> _WHAT YOU HAVE TO DO_:
The data below should be printed in full, exactly, and without any of its images.

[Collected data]
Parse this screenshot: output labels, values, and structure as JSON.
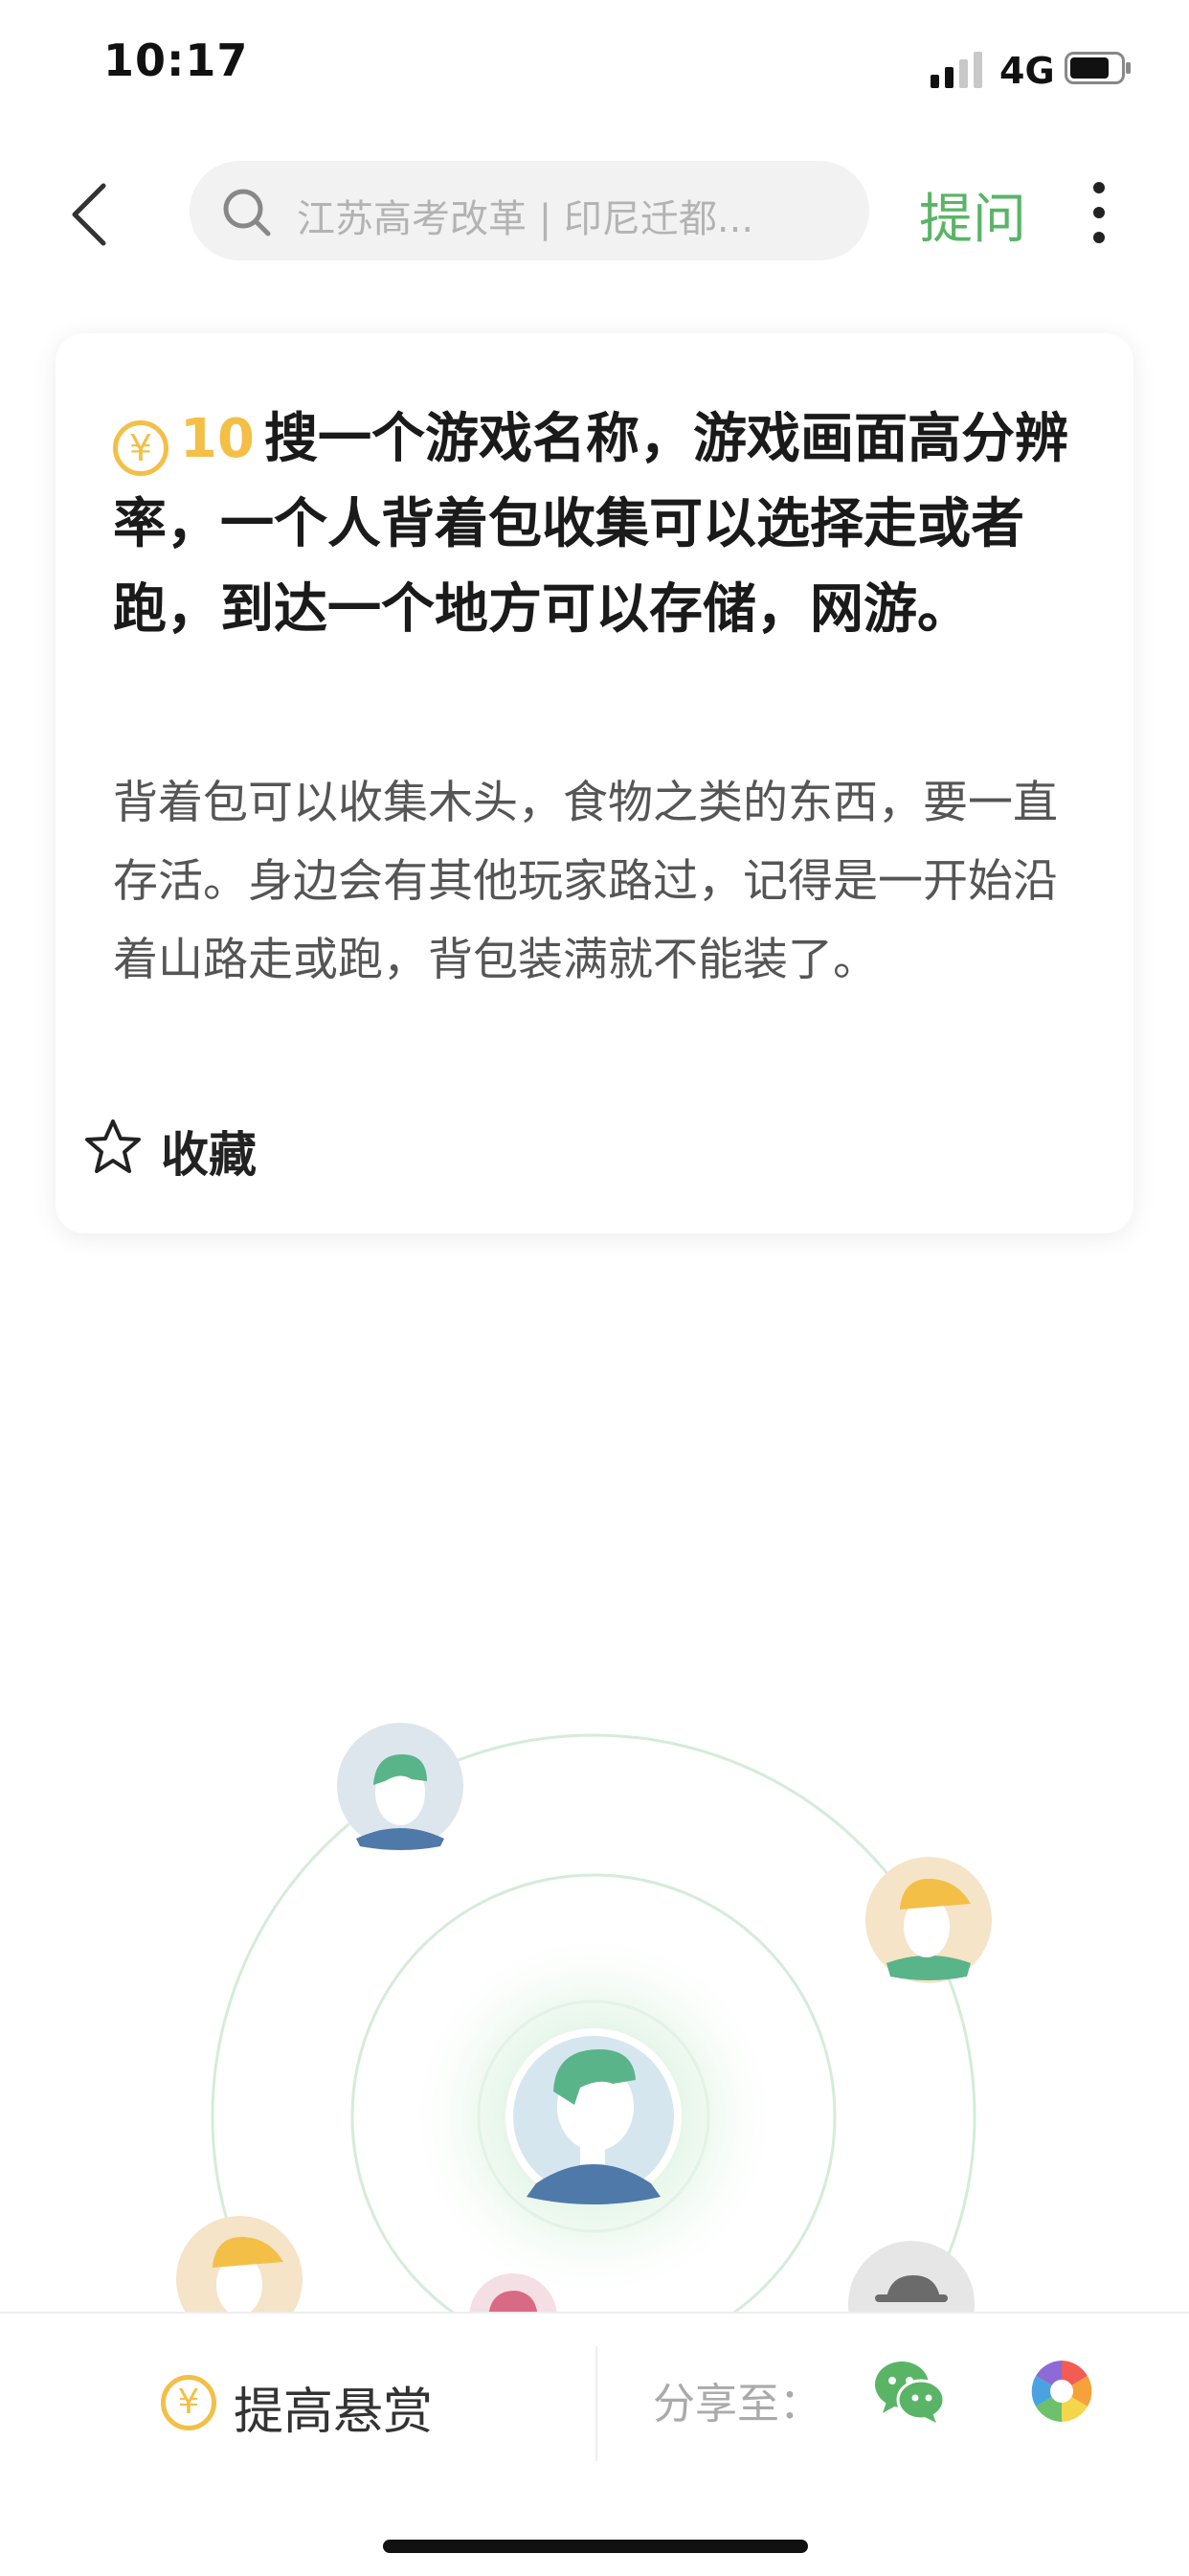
{
  "status_bar": {
    "time": "10:17",
    "network": "4G"
  },
  "nav": {
    "search_placeholder": "江苏高考改革 | 印尼迁都...",
    "ask_label": "提问"
  },
  "question": {
    "coin_symbol": "¥",
    "bounty": "10",
    "title": "搜一个游戏名称，游戏画面高分辨率，一个人背着包收集可以选择走或者跑，到达一个地方可以存储，网游。",
    "description": "背着包可以收集木头，食物之类的东西，要一直存活。身边会有其他玩家路过，记得是一开始沿着山路走或跑，背包装满就不能装了。",
    "favorite_label": "收藏"
  },
  "bottom_bar": {
    "coin_symbol": "¥",
    "raise_reward_label": "提高悬赏",
    "share_label": "分享至："
  },
  "colors": {
    "accent_green": "#5ab466",
    "coin_gold": "#f3bf47"
  }
}
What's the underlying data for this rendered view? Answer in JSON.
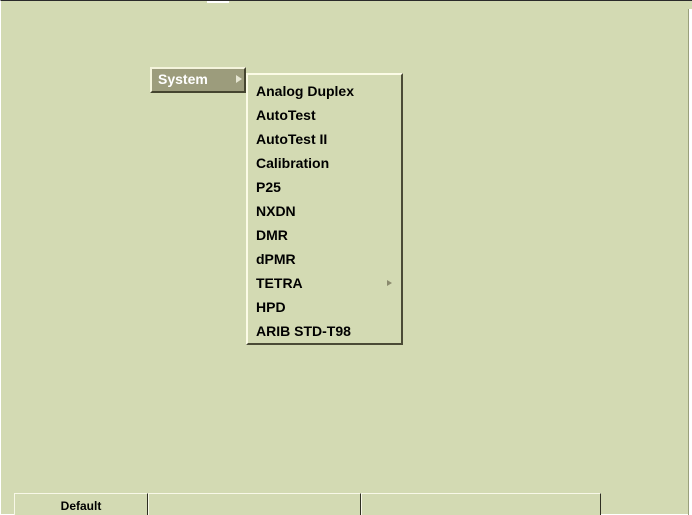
{
  "system_menu": {
    "label": "System",
    "arrow_icon": "submenu-arrow-right"
  },
  "submenu": {
    "items": [
      {
        "label": "Analog Duplex",
        "has_submenu": false
      },
      {
        "label": "AutoTest",
        "has_submenu": false
      },
      {
        "label": "AutoTest II",
        "has_submenu": false
      },
      {
        "label": "Calibration",
        "has_submenu": false
      },
      {
        "label": "P25",
        "has_submenu": false
      },
      {
        "label": "NXDN",
        "has_submenu": false
      },
      {
        "label": "DMR",
        "has_submenu": false
      },
      {
        "label": "dPMR",
        "has_submenu": false
      },
      {
        "label": "TETRA",
        "has_submenu": true
      },
      {
        "label": "HPD",
        "has_submenu": false
      },
      {
        "label": "ARIB STD-T98",
        "has_submenu": false
      }
    ]
  },
  "statusbar": {
    "cells": [
      "Default",
      "",
      ""
    ]
  },
  "colors": {
    "background": "#d3dab3",
    "menu_highlight": "#9c9c7c",
    "text": "#000000",
    "highlight_text": "#ffffff"
  }
}
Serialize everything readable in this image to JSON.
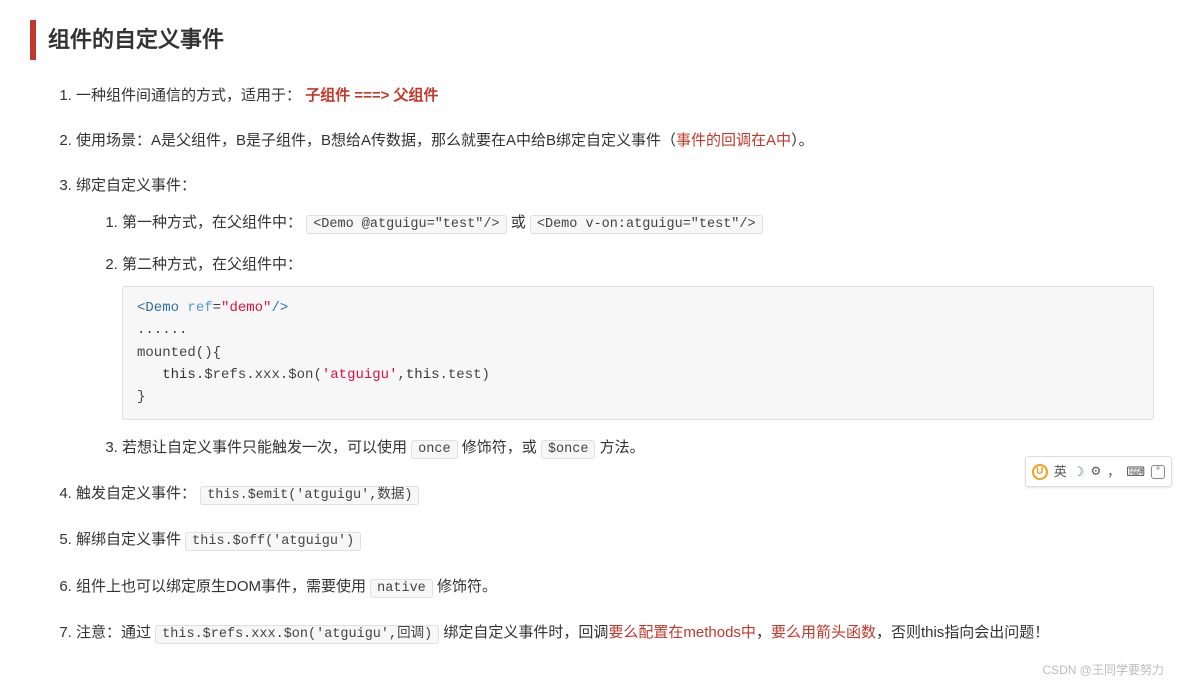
{
  "heading": "组件的自定义事件",
  "items": {
    "i1_prefix": "一种组件间通信的方式，适用于：",
    "i1_red": "子组件 ===> 父组件",
    "i2_prefix": "使用场景：A是父组件，B是子组件，B想给A传数据，那么就要在A中给B绑定自定义事件（",
    "i2_red": "事件的回调在A中",
    "i2_suffix": "）。",
    "i3": "绑定自定义事件：",
    "i3_1_prefix": "第一种方式，在父组件中：",
    "i3_1_code1": "<Demo @atguigu=\"test\"/>",
    "i3_1_mid": " 或 ",
    "i3_1_code2": "<Demo v-on:atguigu=\"test\"/>",
    "i3_2_prefix": "第二种方式，在父组件中：",
    "i3_2_block": "<Demo ref=\"demo\"/>\n......\nmounted(){\n   this.$refs.xxx.$on('atguigu',this.test)\n}",
    "i3_3_prefix": "若想让自定义事件只能触发一次，可以使用 ",
    "i3_3_code1": "once",
    "i3_3_mid": " 修饰符，或 ",
    "i3_3_code2": "$once",
    "i3_3_suffix": " 方法。",
    "i4_prefix": "触发自定义事件：",
    "i4_code": "this.$emit('atguigu',数据)",
    "i5_prefix": "解绑自定义事件 ",
    "i5_code": "this.$off('atguigu')",
    "i6_prefix": "组件上也可以绑定原生DOM事件，需要使用 ",
    "i6_code": "native",
    "i6_suffix": " 修饰符。",
    "i7_prefix": "注意：通过 ",
    "i7_code": "this.$refs.xxx.$on('atguigu',回调)",
    "i7_mid": " 绑定自定义事件时，回调",
    "i7_red1": "要么配置在methods中",
    "i7_sep": "，",
    "i7_red2": "要么用箭头函数",
    "i7_suffix": "，否则this指向会出问题！"
  },
  "widget": {
    "lang": "英"
  },
  "watermark": "CSDN @王同学要努力"
}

> _WRITTEN SOLUTION_:
Parse this screenshot: output labels, values, and structure as JSON.
{
  "status_bar": {
    "time": "10:17",
    "network": "4G"
  },
  "nav": {
    "search_placeholder": "江苏高考改革 | 印尼迁都...",
    "ask_label": "提问"
  },
  "question": {
    "coin_symbol": "¥",
    "bounty": "10",
    "title": "搜一个游戏名称，游戏画面高分辨率，一个人背着包收集可以选择走或者跑，到达一个地方可以存储，网游。",
    "description": "背着包可以收集木头，食物之类的东西，要一直存活。身边会有其他玩家路过，记得是一开始沿着山路走或跑，背包装满就不能装了。",
    "favorite_label": "收藏"
  },
  "bottom_bar": {
    "coin_symbol": "¥",
    "raise_reward_label": "提高悬赏",
    "share_label": "分享至："
  },
  "colors": {
    "accent_green": "#5ab466",
    "coin_gold": "#f3bf47"
  }
}
What's the underlying data for this rendered view? Answer in JSON.
{
  "system_menu": {
    "label": "System",
    "arrow_icon": "submenu-arrow-right"
  },
  "submenu": {
    "items": [
      {
        "label": "Analog Duplex",
        "has_submenu": false
      },
      {
        "label": "AutoTest",
        "has_submenu": false
      },
      {
        "label": "AutoTest II",
        "has_submenu": false
      },
      {
        "label": "Calibration",
        "has_submenu": false
      },
      {
        "label": "P25",
        "has_submenu": false
      },
      {
        "label": "NXDN",
        "has_submenu": false
      },
      {
        "label": "DMR",
        "has_submenu": false
      },
      {
        "label": "dPMR",
        "has_submenu": false
      },
      {
        "label": "TETRA",
        "has_submenu": true
      },
      {
        "label": "HPD",
        "has_submenu": false
      },
      {
        "label": "ARIB STD-T98",
        "has_submenu": false
      }
    ]
  },
  "statusbar": {
    "cells": [
      "Default",
      "",
      ""
    ]
  },
  "colors": {
    "background": "#d3dab3",
    "menu_highlight": "#9c9c7c",
    "text": "#000000",
    "highlight_text": "#ffffff"
  }
}
Serialize everything readable in this image to JSON.
{
  "heading": "组件的自定义事件",
  "items": {
    "i1_prefix": "一种组件间通信的方式，适用于：",
    "i1_red": "子组件 ===> 父组件",
    "i2_prefix": "使用场景：A是父组件，B是子组件，B想给A传数据，那么就要在A中给B绑定自定义事件（",
    "i2_red": "事件的回调在A中",
    "i2_suffix": "）。",
    "i3": "绑定自定义事件：",
    "i3_1_prefix": "第一种方式，在父组件中：",
    "i3_1_code1": "<Demo @atguigu=\"test\"/>",
    "i3_1_mid": " 或 ",
    "i3_1_code2": "<Demo v-on:atguigu=\"test\"/>",
    "i3_2_prefix": "第二种方式，在父组件中：",
    "i3_2_block": "<Demo ref=\"demo\"/>\n......\nmounted(){\n   this.$refs.xxx.$on('atguigu',this.test)\n}",
    "i3_3_prefix": "若想让自定义事件只能触发一次，可以使用 ",
    "i3_3_code1": "once",
    "i3_3_mid": " 修饰符，或 ",
    "i3_3_code2": "$once",
    "i3_3_suffix": " 方法。",
    "i4_prefix": "触发自定义事件：",
    "i4_code": "this.$emit('atguigu',数据)",
    "i5_prefix": "解绑自定义事件 ",
    "i5_code": "this.$off('atguigu')",
    "i6_prefix": "组件上也可以绑定原生DOM事件，需要使用 ",
    "i6_code": "native",
    "i6_suffix": " 修饰符。",
    "i7_prefix": "注意：通过 ",
    "i7_code": "this.$refs.xxx.$on('atguigu',回调)",
    "i7_mid": " 绑定自定义事件时，回调",
    "i7_red1": "要么配置在methods中",
    "i7_sep": "，",
    "i7_red2": "要么用箭头函数",
    "i7_suffix": "，否则this指向会出问题！"
  },
  "widget": {
    "lang": "英"
  },
  "watermark": "CSDN @王同学要努力"
}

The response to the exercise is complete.